DATA SUPPLIED.
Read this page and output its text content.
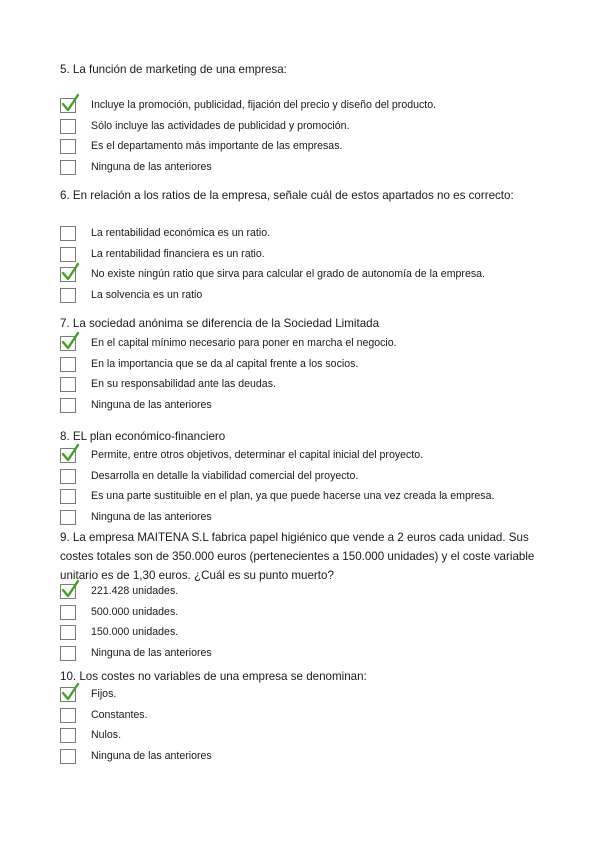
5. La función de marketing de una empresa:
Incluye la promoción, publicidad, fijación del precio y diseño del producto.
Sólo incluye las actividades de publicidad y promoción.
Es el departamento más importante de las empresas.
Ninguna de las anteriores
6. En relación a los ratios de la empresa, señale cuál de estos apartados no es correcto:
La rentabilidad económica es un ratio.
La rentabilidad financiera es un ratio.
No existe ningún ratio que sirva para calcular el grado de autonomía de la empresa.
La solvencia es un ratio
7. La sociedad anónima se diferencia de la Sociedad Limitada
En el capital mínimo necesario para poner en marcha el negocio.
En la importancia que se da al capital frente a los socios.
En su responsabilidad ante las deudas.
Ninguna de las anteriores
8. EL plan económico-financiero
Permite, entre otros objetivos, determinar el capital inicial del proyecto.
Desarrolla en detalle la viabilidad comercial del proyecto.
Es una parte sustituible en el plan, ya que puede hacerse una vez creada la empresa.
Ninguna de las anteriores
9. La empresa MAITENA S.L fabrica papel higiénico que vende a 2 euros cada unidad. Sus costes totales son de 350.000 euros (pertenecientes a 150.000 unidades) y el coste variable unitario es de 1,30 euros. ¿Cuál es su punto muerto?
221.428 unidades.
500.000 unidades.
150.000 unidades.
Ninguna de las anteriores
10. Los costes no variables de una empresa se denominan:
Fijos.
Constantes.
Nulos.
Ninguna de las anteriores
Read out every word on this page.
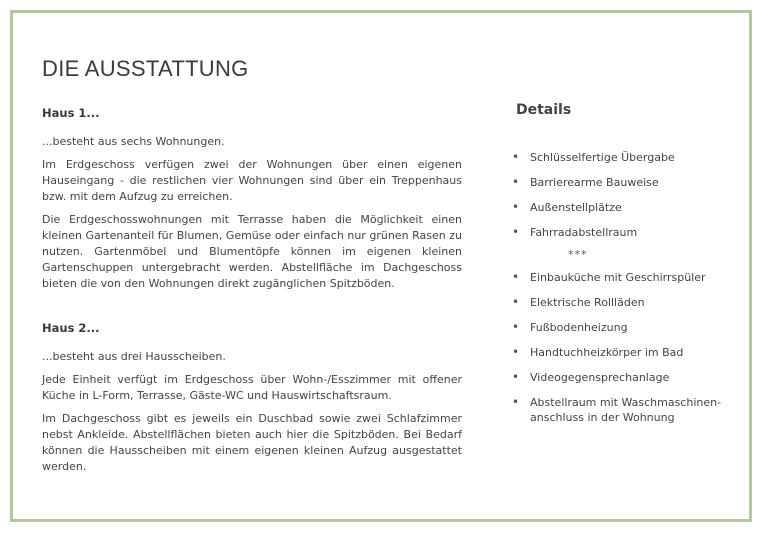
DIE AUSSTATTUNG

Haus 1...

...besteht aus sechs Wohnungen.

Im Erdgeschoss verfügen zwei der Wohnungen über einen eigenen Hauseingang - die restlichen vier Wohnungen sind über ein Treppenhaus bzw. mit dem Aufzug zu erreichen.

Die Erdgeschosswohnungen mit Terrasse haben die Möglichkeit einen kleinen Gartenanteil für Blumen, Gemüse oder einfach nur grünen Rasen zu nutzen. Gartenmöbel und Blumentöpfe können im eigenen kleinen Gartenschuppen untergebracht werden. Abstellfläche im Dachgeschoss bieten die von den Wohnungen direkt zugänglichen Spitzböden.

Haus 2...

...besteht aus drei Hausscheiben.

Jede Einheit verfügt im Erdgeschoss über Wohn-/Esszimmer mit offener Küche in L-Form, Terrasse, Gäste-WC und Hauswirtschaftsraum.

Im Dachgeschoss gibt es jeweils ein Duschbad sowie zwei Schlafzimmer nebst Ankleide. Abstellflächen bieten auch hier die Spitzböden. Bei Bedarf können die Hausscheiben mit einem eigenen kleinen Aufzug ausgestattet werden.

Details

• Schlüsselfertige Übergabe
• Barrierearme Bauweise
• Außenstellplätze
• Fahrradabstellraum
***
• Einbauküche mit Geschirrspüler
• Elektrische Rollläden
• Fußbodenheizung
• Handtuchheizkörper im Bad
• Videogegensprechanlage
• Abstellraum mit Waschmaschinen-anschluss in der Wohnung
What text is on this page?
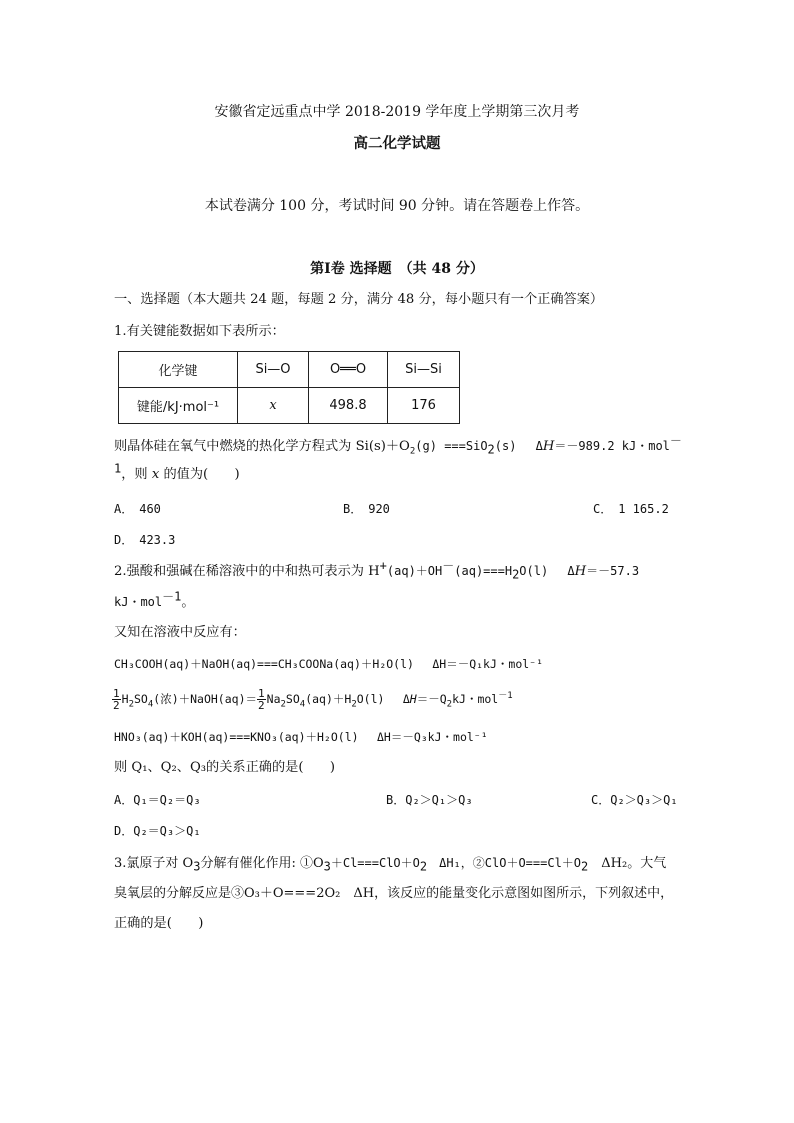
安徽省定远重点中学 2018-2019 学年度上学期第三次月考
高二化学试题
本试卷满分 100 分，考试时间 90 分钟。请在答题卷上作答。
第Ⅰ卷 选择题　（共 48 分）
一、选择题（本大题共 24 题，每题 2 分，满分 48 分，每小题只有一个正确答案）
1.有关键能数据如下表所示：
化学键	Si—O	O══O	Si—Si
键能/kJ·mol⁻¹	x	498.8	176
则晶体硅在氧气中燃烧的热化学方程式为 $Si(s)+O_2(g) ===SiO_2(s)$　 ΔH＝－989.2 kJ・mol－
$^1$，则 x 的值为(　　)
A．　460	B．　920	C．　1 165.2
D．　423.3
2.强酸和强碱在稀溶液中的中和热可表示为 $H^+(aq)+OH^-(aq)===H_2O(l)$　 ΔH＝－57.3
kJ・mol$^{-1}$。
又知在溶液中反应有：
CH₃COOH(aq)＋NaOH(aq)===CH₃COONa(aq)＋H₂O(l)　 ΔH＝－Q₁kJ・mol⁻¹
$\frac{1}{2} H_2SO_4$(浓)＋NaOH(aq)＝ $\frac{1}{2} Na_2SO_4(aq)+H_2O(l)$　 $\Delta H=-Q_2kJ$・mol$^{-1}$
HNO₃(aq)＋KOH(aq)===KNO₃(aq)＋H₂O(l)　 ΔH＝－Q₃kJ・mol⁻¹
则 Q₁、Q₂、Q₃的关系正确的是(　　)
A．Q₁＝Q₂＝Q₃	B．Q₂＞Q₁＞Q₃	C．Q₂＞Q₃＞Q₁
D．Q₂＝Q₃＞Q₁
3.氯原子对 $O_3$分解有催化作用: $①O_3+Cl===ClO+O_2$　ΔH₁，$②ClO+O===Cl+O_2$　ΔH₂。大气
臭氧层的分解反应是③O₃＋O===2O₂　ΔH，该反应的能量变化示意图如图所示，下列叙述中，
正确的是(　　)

DIRECTIONS FOR THIS TASK.
Where a line in the entries holds the word "unidades", copy that line.

THE COMPLETED TASK.
9. La empresa MAITENA S.L fabrica papel higiénico que vende a 2 euros cada unidad. Sus costes totales son de 350.000 euros (pertenecientes a 150.000 unidades) y el coste variable unitario es de 1,30 euros. ¿Cuál es su punto muerto?
221.428 unidades.
500.000 unidades.
150.000 unidades.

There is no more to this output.